### INPUT DATA

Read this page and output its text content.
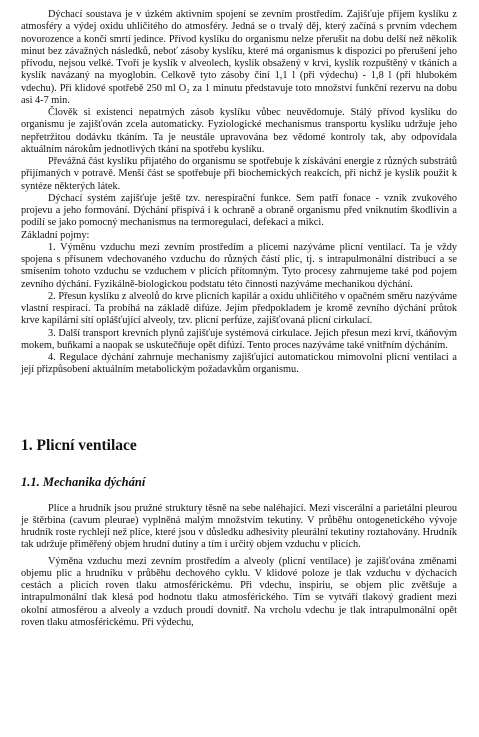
Dýchací soustava je v úzkém aktivním spojení se zevním prostředím. Zajišťuje příjem kyslíku z atmosféry a výdej oxidu uhličitého do atmosféry. Jedná se o trvalý děj, který začíná s prvním vdechem novorozence a končí smrtí jedince. Přívod kyslíku do organismu nelze přerušit na dobu delší než několik minut bez závažných následků, neboť zásoby kyslíku, které má organismus k dispozici po přerušení jeho přívodu, nejsou velké. Tvoří je kyslík v alveolech, kyslík obsažený v krvi, kyslík rozpuštěný v tkáních a kyslík navázaný na myoglobin. Celkově tyto zásoby činí 1,1 l (při výdechu) - 1,8 l (při hlubokém vdechu). Při klidové spotřebě 250 ml O₂ za 1 minutu představuje toto množství funkční rezervu na dobu asi 4-7 min.

Člověk si existenci nepatrných zásob kyslíku vůbec neuvědomuje. Stálý přívod kyslíku do organismu je zajišťován zcela automaticky. Fyziologické mechanismus transportu kyslíku udržuje jeho nepřetržitou dodávku tkáním. Ta je neustále upravována bez vědomé kontroly tak, aby odpovídala aktuálním nárokům jednotlivých tkání na spotřebu kyslíku.

Převážná část kyslíku přijatého do organismu se spotřebuje k získávání energie z různých substrátů přijímaných v potravě. Menší část se spotřebuje při biochemických reakcích, při nichž je kyslík použit k syntéze některých látek.

Dýchací systém zajišťuje ještě tzv. nerespirační funkce. Sem patří fonace - vznik zvukového projevu a jeho formování. Dýchání přispívá i k ochraně a obraně organismu před vniknutím škodlivin a podílí se jako pomocný mechanismus na termoregulaci, defekaci a mikci.

Základní pojmy:

1. Výměnu vzduchu mezi zevním prostředím a plícemi nazýváme plicní ventilací. Ta je vždy spojena s přísunem vdechovaného vzduchu do různých částí plic, tj. s intrapulmonální distribucí a se smísením tohoto vzduchu se vzduchem v plicích přítomným. Tyto procesy zahrnujeme také pod pojem zevního dýchání. Fyzikálně-biologickou podstatu této činnosti nazýváme mechanikou dýchání.

2. Přesun kyslíku z alveolů do krve plicních kapilár a oxidu uhličitého v opačném směru nazýváme vlastní respirací. Ta probíhá na základě difúze. Jejím předpokladem je kromě zevního dýchání průtok krve kapilární sítí oplášťující alveoly, tzv. plicní perfúze, zajišťovaná plicní cirkulací.

3. Další transport krevních plynů zajišťuje systémová cirkulace. Jejich přesun mezi krví, tkáňovým mokem, buňkami a naopak se uskutečňuje opět difúzí. Tento proces nazýváme také vnitřním dýcháním.

4. Regulace dýchání zahrnuje mechanismy zajišťující automatickou mimovolní plicní ventilaci a její přizpůsobení aktuálním metabolickým požadavkům organismu.

1. Plicní ventilace
1.1. Mechanika dýchání

Plíce a hrudník jsou pružné struktury těsně na sebe naléhající. Mezi viscerální a parietální pleurou je štěrbina (cavum pleurae) vyplněná malým množstvím tekutiny. V průběhu ontogenetického vývoje hrudník roste rychleji než plíce, které jsou v důsledku adhesivity pleurální tekutiny roztahovány. Hrudník tak udržuje přiměřený objem hrudní dutiny a tím i určitý objem vzduchu v plicích.

Výměna vzduchu mezi zevním prostředím a alveoly (plicní ventilace) je zajišťována změnami objemu plic a hrudníku v průběhu dechového cyklu. V klidové poloze je tlak vzduchu v dýchacích cestách a plicích roven tlaku atmosférickému. Při vdechu, inspiriu, se objem plic zvětšuje a intrapulmonální tlak klesá pod hodnotu tlaku atmosférického. Tím se vytváří tlakový gradient mezi okolní atmosférou a alveoly a vzduch proudí dovnitř. Na vrcholu vdechu je tlak intrapulmonální opět roven tlaku atmosférickému. Při výdechu,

######

:: PROBLEM REQUIREMENTS ::
Copy all the lines of data exactly as they appear, dropping any images.

:: THE REPLY ::
Read this page and output its text content.
Dýchací soustava je v úzkém aktivním spojení se zevním prostředím. Zajišťuje příjem kyslíku z atmosféry a výdej oxidu uhličitého do atmosféry. Jedná se o trvalý děj, který začíná s prvním vdechem novorozence a končí smrtí jedince. Přívod kyslíku do organismu nelze přerušit na dobu delší než několik minut bez závažných následků, neboť zásoby kyslíku, které má organismus k dispozici po přerušení jeho přívodu, nejsou velké. Tvoří je kyslík v alveolech, kyslík obsažený v krvi, kyslík rozpuštěný v tkáních a kyslík navázaný na myoglobin. Celkově tyto zásoby činí 1,1 l (při výdechu) - 1,8 l (při hlubokém vdechu). Při klidové spotřebě 250 ml O₂ za 1 minutu představuje toto množství funkční rezervu na dobu asi 4-7 min.

Člověk si existenci nepatrných zásob kyslíku vůbec neuvědomuje. Stálý přívod kyslíku do organismu je zajišťován zcela automaticky. Fyziologické mechanismus transportu kyslíku udržuje jeho nepřetržitou dodávku tkáním. Ta je neustále upravována bez vědomé kontroly tak, aby odpovídala aktuálním nárokům jednotlivých tkání na spotřebu kyslíku.

Převážná část kyslíku přijatého do organismu se spotřebuje k získávání energie z různých substrátů přijímaných v potravě. Menší část se spotřebuje při biochemických reakcích, při nichž je kyslík použit k syntéze některých látek.

Dýchací systém zajišťuje ještě tzv. nerespirační funkce. Sem patří fonace - vznik zvukového projevu a jeho formování. Dýchání přispívá i k ochraně a obraně organismu před vniknutím škodlivin a podílí se jako pomocný mechanismus na termoregulaci, defekaci a mikci.

Základní pojmy:

1. Výměnu vzduchu mezi zevním prostředím a plícemi nazýváme plicní ventilací. Ta je vždy spojena s přísunem vdechovaného vzduchu do různých částí plic, tj. s intrapulmonální distribucí a se smísením tohoto vzduchu se vzduchem v plicích přítomným. Tyto procesy zahrnujeme také pod pojem zevního dýchání. Fyzikálně-biologickou podstatu této činnosti nazýváme mechanikou dýchání.

2. Přesun kyslíku z alveolů do krve plicních kapilár a oxidu uhličitého v opačném směru nazýváme vlastní respirací. Ta probíhá na základě difúze. Jejím předpokladem je kromě zevního dýchání průtok krve kapilární sítí oplášťující alveoly, tzv. plicní perfúze, zajišťovaná plicní cirkulací.

3. Další transport krevních plynů zajišťuje systémová cirkulace. Jejich přesun mezi krví, tkáňovým mokem, buňkami a naopak se uskutečňuje opět difúzí. Tento proces nazýváme také vnitřním dýcháním.

4. Regulace dýchání zahrnuje mechanismy zajišťující automatickou mimovolní plicní ventilaci a její přizpůsobení aktuálním metabolickým požadavkům organismu.

1. Plicní ventilace
1.1. Mechanika dýchání

Plíce a hrudník jsou pružné struktury těsně na sebe naléhající. Mezi viscerální a parietální pleurou je štěrbina (cavum pleurae) vyplněná malým množstvím tekutiny. V průběhu ontogenetického vývoje hrudník roste rychleji než plíce, které jsou v důsledku adhesivity pleurální tekutiny roztahovány. Hrudník tak udržuje přiměřený objem hrudní dutiny a tím i určitý objem vzduchu v plicích.

Výměna vzduchu mezi zevním prostředím a alveoly (plicní ventilace) je zajišťována změnami objemu plic a hrudníku v průběhu dechového cyklu. V klidové poloze je tlak vzduchu v dýchacích cestách a plicích roven tlaku atmosférickému. Při vdechu, inspiriu, se objem plic zvětšuje a intrapulmonální tlak klesá pod hodnotu tlaku atmosférického. Tím se vytváří tlakový gradient mezi okolní atmosférou a alveoly a vzduch proudí dovnitř. Na vrcholu vdechu je tlak intrapulmonální opět roven tlaku atmosférickému. Při výdechu,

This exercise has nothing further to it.